Data to process>
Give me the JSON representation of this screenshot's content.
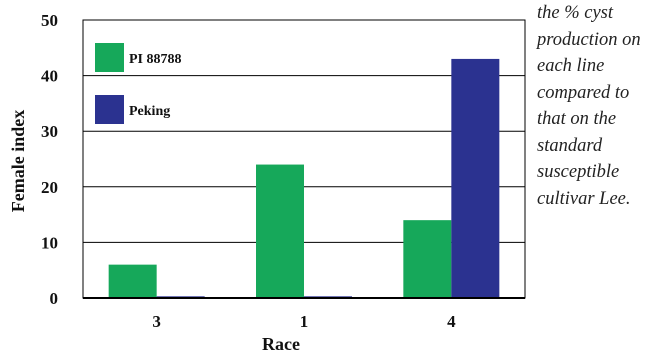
{
  "side_note": "the % cyst\nproduction on\neach line\ncompared to\nthat on the\nstandard\nsusceptible\ncultivar Lee.",
  "colors": {
    "green": "#16a85a",
    "navy": "#2b3290"
  },
  "chart_data": {
    "type": "bar",
    "title": "",
    "xlabel": "Race",
    "ylabel": "Female index",
    "categories": [
      "3",
      "1",
      "4"
    ],
    "ylim": [
      0,
      50
    ],
    "yticks": [
      0,
      10,
      20,
      30,
      40,
      50
    ],
    "grid": "horizontal",
    "legend": "top-left",
    "series": [
      {
        "name": "PI 88788",
        "color": "#16a85a",
        "values": [
          6,
          24,
          14
        ]
      },
      {
        "name": "Peking",
        "color": "#2b3290",
        "values": [
          0.3,
          0.3,
          43
        ]
      }
    ]
  }
}
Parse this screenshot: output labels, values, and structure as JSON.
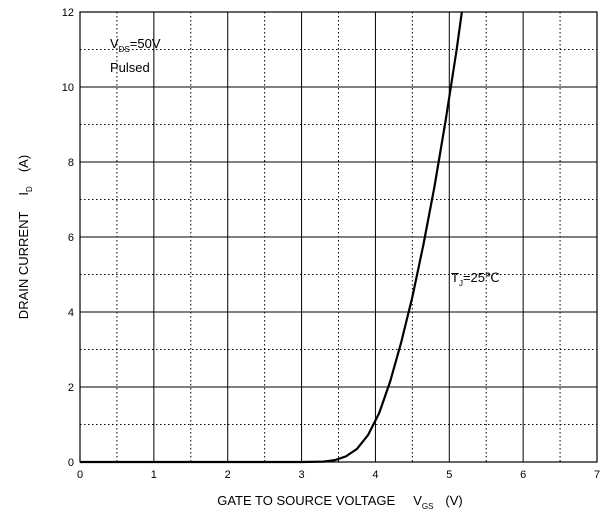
{
  "chart_data": {
    "type": "line",
    "title": "",
    "xlabel": {
      "main": "GATE TO SOURCE VOLTAGE",
      "symbol": "V",
      "subscript": "GS",
      "unit": "(V)"
    },
    "ylabel": {
      "main": "DRAIN CURRENT",
      "symbol": "I",
      "subscript": "D",
      "unit": "(A)"
    },
    "xlim": [
      0,
      7
    ],
    "ylim": [
      0,
      12
    ],
    "xticks": [
      0,
      1,
      2,
      3,
      4,
      5,
      6,
      7
    ],
    "yticks": [
      0,
      2,
      4,
      6,
      8,
      10,
      12
    ],
    "x_minor_step": 0.5,
    "y_minor_step": 1,
    "grid": {
      "major": "solid",
      "minor": "dotted"
    },
    "annotations": {
      "conditions": {
        "symbol": "V",
        "subscript": "DS",
        "value": "=50V",
        "line2": "Pulsed"
      },
      "temperature": {
        "symbol": "T",
        "subscript": "J",
        "value": "=25℃"
      }
    },
    "series": [
      {
        "color": "#000000",
        "x": [
          0,
          3.0,
          3.3,
          3.45,
          3.6,
          3.75,
          3.9,
          4.05,
          4.2,
          4.35,
          4.5,
          4.65,
          4.8,
          4.95,
          5.1,
          5.17
        ],
        "y": [
          0,
          0,
          0.01,
          0.05,
          0.15,
          0.35,
          0.72,
          1.3,
          2.15,
          3.2,
          4.4,
          5.8,
          7.35,
          9.1,
          11.0,
          12.0
        ]
      }
    ]
  }
}
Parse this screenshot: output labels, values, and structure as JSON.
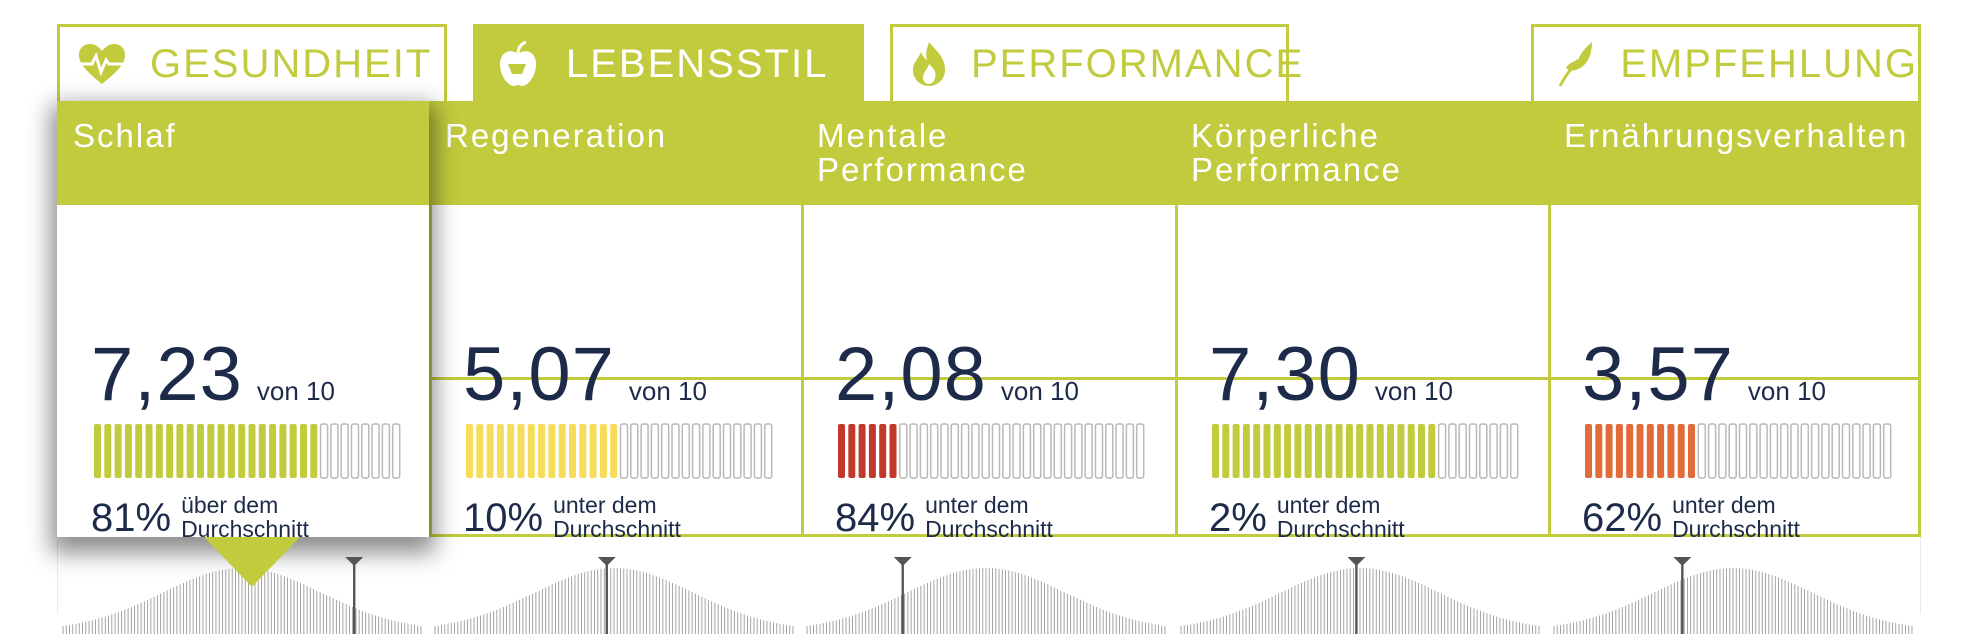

Stated problem> Restate the full listing verbatim and drop every picture.

Solution to this exercise>
Give me the JSON representation of this screenshot's content.
{
  "side_note": "the % cyst\nproduction on\neach line\ncompared to\nthat on the\nstandard\nsusceptible\ncultivar Lee.",
  "colors": {
    "green": "#16a85a",
    "navy": "#2b3290"
  },
  "chart_data": {
    "type": "bar",
    "title": "",
    "xlabel": "Race",
    "ylabel": "Female index",
    "categories": [
      "3",
      "1",
      "4"
    ],
    "ylim": [
      0,
      50
    ],
    "yticks": [
      0,
      10,
      20,
      30,
      40,
      50
    ],
    "grid": "horizontal",
    "legend": "top-left",
    "series": [
      {
        "name": "PI 88788",
        "color": "#16a85a",
        "values": [
          6,
          24,
          14
        ]
      },
      {
        "name": "Peking",
        "color": "#2b3290",
        "values": [
          0.3,
          0.3,
          43
        ]
      }
    ]
  }
}
Parse this screenshot: output labels, values, and structure as JSON.
{
  "chart_data": {
    "type": "line",
    "title": "",
    "xlabel": {
      "main": "GATE TO SOURCE VOLTAGE",
      "symbol": "V",
      "subscript": "GS",
      "unit": "(V)"
    },
    "ylabel": {
      "main": "DRAIN CURRENT",
      "symbol": "I",
      "subscript": "D",
      "unit": "(A)"
    },
    "xlim": [
      0,
      7
    ],
    "ylim": [
      0,
      12
    ],
    "xticks": [
      0,
      1,
      2,
      3,
      4,
      5,
      6,
      7
    ],
    "yticks": [
      0,
      2,
      4,
      6,
      8,
      10,
      12
    ],
    "x_minor_step": 0.5,
    "y_minor_step": 1,
    "grid": {
      "major": "solid",
      "minor": "dotted"
    },
    "annotations": {
      "conditions": {
        "symbol": "V",
        "subscript": "DS",
        "value": "=50V",
        "line2": "Pulsed"
      },
      "temperature": {
        "symbol": "T",
        "subscript": "J",
        "value": "=25℃"
      }
    },
    "series": [
      {
        "color": "#000000",
        "x": [
          0,
          3.0,
          3.3,
          3.45,
          3.6,
          3.75,
          3.9,
          4.05,
          4.2,
          4.35,
          4.5,
          4.65,
          4.8,
          4.95,
          5.1,
          5.17
        ],
        "y": [
          0,
          0,
          0.01,
          0.05,
          0.15,
          0.35,
          0.72,
          1.3,
          2.15,
          3.2,
          4.4,
          5.8,
          7.35,
          9.1,
          11.0,
          12.0
        ]
      }
    ]
  }
}
Parse this screenshot: output labels, values, and structure as JSON.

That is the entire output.